§ **EXERCISE DIRECTIONS**: Provide the count of lines that hold "JSON" and no other output.

§ **INPUT RECORDS**:
-=-=-
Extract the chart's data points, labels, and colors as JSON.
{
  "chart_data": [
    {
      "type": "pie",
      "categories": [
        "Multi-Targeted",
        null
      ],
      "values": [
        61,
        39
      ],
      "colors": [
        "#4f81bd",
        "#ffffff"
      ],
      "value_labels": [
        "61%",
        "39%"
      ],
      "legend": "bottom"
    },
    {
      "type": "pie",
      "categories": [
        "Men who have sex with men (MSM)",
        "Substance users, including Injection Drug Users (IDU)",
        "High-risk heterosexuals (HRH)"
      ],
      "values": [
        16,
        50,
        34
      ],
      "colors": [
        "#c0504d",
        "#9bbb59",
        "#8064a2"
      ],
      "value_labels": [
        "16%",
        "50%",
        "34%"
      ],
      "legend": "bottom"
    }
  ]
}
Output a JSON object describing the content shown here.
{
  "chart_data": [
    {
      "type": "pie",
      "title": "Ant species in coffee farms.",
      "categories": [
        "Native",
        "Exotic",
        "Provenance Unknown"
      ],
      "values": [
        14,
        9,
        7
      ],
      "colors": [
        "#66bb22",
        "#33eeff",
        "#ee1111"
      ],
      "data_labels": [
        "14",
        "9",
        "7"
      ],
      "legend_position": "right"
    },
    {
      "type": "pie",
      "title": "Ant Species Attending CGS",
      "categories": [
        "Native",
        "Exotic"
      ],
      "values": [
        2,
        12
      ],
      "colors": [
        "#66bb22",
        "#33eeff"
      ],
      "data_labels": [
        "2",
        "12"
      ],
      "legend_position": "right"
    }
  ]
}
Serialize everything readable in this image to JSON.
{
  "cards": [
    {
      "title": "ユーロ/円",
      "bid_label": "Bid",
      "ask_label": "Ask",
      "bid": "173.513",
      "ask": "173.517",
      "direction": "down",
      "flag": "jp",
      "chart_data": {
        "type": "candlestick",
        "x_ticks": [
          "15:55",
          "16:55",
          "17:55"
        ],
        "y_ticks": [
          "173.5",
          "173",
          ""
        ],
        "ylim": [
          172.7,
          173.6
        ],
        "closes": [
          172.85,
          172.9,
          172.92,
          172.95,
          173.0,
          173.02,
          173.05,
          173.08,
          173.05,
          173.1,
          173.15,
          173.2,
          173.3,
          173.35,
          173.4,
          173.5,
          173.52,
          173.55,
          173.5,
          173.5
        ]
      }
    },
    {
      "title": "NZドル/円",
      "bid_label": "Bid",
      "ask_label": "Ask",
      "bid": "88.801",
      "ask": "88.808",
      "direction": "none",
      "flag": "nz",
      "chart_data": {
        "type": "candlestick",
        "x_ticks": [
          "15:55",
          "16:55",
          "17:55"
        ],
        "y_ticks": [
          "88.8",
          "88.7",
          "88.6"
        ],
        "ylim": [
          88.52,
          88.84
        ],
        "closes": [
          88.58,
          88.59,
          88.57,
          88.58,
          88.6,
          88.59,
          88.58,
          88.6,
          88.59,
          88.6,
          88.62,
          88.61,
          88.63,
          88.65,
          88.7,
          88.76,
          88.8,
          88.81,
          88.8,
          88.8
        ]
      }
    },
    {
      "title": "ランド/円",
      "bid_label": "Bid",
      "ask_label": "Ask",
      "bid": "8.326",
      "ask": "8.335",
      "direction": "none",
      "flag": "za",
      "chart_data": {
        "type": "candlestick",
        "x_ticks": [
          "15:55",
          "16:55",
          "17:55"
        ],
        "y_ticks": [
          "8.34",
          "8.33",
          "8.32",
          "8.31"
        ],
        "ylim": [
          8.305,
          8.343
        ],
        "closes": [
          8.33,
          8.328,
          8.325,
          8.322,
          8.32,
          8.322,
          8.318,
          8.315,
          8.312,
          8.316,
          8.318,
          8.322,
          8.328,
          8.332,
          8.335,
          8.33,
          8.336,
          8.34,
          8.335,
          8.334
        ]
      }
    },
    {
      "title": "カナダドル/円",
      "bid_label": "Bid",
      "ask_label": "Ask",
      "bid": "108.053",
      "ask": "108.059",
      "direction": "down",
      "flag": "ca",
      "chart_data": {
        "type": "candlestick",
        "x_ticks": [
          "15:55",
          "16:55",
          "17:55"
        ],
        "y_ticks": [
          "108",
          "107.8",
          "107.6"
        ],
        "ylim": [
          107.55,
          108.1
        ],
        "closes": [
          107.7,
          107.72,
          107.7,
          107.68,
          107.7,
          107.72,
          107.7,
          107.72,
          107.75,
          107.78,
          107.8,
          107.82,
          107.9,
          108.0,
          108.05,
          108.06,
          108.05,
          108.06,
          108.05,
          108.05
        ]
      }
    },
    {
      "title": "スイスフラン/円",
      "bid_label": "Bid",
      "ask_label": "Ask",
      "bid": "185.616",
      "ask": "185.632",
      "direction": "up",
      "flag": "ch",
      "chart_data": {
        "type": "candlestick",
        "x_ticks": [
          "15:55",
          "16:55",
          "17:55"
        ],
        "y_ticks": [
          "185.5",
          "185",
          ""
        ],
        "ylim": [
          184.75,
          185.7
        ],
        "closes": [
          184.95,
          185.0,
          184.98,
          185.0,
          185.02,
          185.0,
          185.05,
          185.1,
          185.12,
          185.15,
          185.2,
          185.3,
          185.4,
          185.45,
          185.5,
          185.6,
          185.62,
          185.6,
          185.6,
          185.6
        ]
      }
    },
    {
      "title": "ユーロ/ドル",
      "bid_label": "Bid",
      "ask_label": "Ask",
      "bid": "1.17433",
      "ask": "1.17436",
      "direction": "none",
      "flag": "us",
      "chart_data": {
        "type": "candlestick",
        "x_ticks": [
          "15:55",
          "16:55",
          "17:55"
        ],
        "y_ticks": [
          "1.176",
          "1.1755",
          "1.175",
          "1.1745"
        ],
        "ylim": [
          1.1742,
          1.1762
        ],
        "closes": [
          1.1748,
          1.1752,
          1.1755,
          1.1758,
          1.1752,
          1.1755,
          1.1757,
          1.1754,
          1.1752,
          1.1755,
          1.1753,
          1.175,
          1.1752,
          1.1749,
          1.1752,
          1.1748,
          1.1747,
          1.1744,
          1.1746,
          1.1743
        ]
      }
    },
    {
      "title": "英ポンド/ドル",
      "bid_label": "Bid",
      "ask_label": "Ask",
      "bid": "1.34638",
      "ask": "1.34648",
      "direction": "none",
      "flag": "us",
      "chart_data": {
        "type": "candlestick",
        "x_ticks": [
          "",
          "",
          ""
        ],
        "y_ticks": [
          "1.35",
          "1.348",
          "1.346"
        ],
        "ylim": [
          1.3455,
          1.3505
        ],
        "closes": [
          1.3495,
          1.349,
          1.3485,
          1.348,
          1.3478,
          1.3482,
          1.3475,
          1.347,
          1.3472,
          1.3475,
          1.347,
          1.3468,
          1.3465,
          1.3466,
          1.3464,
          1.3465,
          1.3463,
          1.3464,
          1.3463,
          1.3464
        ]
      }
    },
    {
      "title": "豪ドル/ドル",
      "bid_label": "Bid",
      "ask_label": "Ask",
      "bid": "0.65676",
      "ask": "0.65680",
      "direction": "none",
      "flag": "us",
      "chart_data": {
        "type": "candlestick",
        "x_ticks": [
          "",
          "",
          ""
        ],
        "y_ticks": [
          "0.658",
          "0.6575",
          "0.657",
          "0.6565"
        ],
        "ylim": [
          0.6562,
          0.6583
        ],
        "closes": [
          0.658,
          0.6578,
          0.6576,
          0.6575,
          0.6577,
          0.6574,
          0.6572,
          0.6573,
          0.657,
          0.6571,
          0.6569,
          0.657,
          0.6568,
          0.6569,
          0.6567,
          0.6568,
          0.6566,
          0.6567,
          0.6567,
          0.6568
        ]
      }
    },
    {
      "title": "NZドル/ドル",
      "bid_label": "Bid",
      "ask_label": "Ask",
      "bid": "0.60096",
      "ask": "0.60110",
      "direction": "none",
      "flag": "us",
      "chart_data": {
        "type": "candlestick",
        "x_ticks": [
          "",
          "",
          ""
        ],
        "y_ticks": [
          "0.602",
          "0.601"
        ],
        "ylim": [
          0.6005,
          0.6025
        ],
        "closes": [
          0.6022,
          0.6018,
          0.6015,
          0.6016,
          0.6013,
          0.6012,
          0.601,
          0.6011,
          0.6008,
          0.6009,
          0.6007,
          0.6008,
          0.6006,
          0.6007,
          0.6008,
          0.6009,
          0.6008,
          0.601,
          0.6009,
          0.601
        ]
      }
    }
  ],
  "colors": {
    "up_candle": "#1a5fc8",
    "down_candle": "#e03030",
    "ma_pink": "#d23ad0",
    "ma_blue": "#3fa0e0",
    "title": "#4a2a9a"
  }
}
-=-=-
§ **SOLUTION TO THIS TASK**: 3